═══ Material
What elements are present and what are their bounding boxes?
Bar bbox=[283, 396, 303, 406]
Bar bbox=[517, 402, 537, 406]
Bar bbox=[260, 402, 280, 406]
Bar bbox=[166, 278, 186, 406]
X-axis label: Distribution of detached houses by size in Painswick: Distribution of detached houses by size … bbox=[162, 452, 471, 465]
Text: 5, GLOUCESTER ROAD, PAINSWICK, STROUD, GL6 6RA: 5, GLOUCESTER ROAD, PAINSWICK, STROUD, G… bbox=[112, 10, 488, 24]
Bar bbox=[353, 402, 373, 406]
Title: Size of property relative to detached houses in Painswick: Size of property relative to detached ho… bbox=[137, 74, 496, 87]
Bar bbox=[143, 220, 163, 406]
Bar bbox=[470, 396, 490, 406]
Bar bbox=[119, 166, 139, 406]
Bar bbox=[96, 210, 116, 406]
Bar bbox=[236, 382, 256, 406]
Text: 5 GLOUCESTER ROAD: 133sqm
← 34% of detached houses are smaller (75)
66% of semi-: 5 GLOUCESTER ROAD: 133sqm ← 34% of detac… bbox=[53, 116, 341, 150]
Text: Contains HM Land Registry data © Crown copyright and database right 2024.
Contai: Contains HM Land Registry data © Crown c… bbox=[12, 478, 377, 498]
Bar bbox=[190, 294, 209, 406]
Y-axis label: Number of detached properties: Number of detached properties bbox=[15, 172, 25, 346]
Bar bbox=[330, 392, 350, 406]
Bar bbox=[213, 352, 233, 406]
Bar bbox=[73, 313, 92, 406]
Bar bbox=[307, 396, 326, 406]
══════
- [What needs to be done]
Output every line of the records above without any changes.

- [Solution below]
What elements are present and what are their bounding boxes?
Bar bbox=[283, 396, 303, 406]
Bar bbox=[517, 402, 537, 406]
Bar bbox=[260, 402, 280, 406]
Bar bbox=[166, 278, 186, 406]
X-axis label: Distribution of detached houses by size in Painswick: Distribution of detached houses by size … bbox=[162, 452, 471, 465]
Text: 5, GLOUCESTER ROAD, PAINSWICK, STROUD, GL6 6RA: 5, GLOUCESTER ROAD, PAINSWICK, STROUD, G… bbox=[112, 10, 488, 24]
Bar bbox=[353, 402, 373, 406]
Title: Size of property relative to detached houses in Painswick: Size of property relative to detached ho… bbox=[137, 74, 496, 87]
Bar bbox=[143, 220, 163, 406]
Bar bbox=[470, 396, 490, 406]
Bar bbox=[119, 166, 139, 406]
Bar bbox=[96, 210, 116, 406]
Bar bbox=[236, 382, 256, 406]
Text: 5 GLOUCESTER ROAD: 133sqm
← 34% of detached houses are smaller (75)
66% of semi-: 5 GLOUCESTER ROAD: 133sqm ← 34% of detac… bbox=[53, 116, 341, 150]
Text: Contains HM Land Registry data © Crown copyright and database right 2024.
Contai: Contains HM Land Registry data © Crown c… bbox=[12, 478, 377, 498]
Bar bbox=[190, 294, 209, 406]
Y-axis label: Number of detached properties: Number of detached properties bbox=[15, 172, 25, 346]
Bar bbox=[330, 392, 350, 406]
Bar bbox=[213, 352, 233, 406]
Bar bbox=[73, 313, 92, 406]
Bar bbox=[307, 396, 326, 406]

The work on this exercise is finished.